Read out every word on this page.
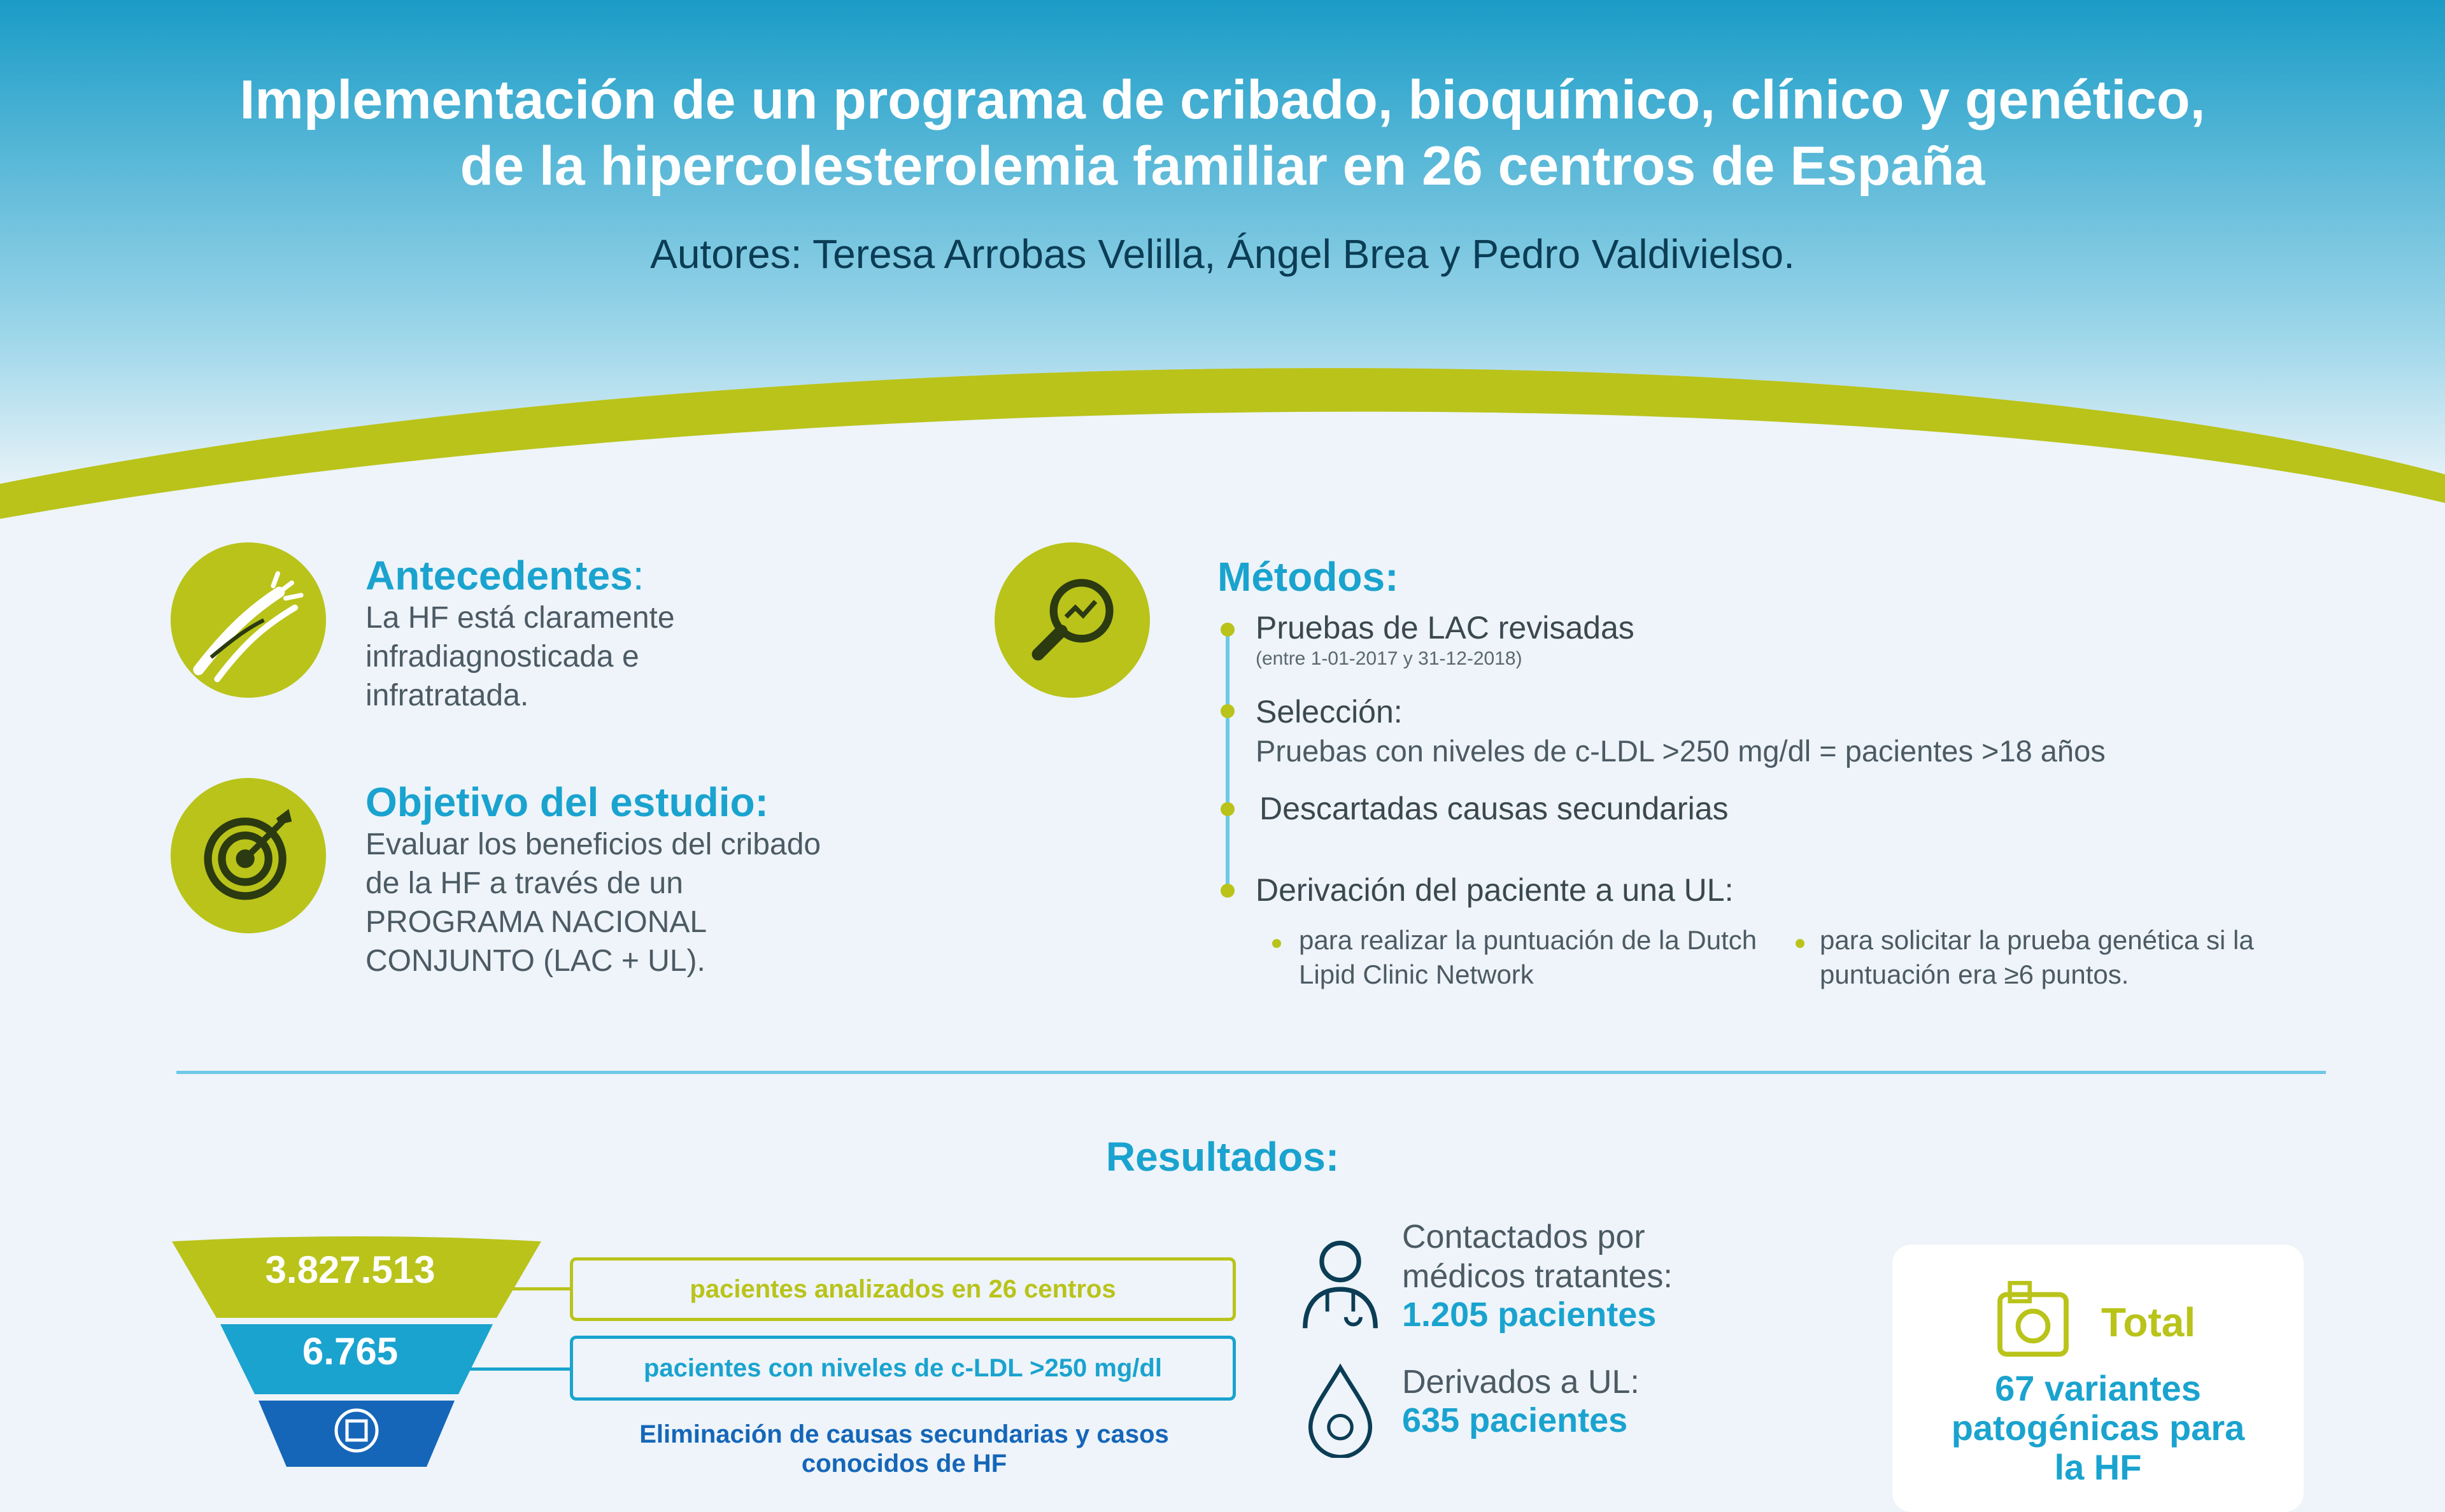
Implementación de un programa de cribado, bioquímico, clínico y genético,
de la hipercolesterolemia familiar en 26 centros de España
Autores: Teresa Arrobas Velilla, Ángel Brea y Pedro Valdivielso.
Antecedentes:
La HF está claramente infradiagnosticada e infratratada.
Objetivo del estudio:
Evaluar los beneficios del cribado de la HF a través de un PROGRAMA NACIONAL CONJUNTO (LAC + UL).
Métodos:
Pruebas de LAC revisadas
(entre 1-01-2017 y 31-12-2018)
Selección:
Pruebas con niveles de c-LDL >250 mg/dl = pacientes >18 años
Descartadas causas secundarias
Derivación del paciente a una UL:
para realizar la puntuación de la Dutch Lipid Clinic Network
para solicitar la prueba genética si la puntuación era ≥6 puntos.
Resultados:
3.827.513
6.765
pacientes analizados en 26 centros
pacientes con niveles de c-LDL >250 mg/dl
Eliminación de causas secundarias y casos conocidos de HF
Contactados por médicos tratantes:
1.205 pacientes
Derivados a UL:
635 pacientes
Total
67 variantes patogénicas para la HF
• • • • •
# Prompt
Leave the pictures out and reproduce all of the records exactly.

# Written answer
Read out every word on this page.
Implementación de un programa de cribado, bioquímico, clínico y genético,
de la hipercolesterolemia familiar en 26 centros de España
Autores: Teresa Arrobas Velilla, Ángel Brea y Pedro Valdivielso.
Antecedentes:
La HF está claramente infradiagnosticada e infratratada.
Objetivo del estudio:
Evaluar los beneficios del cribado de la HF a través de un PROGRAMA NACIONAL CONJUNTO (LAC + UL).
Métodos:
Pruebas de LAC revisadas
(entre 1-01-2017 y 31-12-2018)
Selección:
Pruebas con niveles de c-LDL >250 mg/dl = pacientes >18 años
Descartadas causas secundarias
Derivación del paciente a una UL:
para realizar la puntuación de la Dutch Lipid Clinic Network
para solicitar la prueba genética si la puntuación era ≥6 puntos.
Resultados:
3.827.513
6.765
pacientes analizados en 26 centros
pacientes con niveles de c-LDL >250 mg/dl
Eliminación de causas secundarias y casos conocidos de HF
Contactados por médicos tratantes:
1.205 pacientes
Derivados a UL:
635 pacientes
Total
67 variantes patogénicas para la HF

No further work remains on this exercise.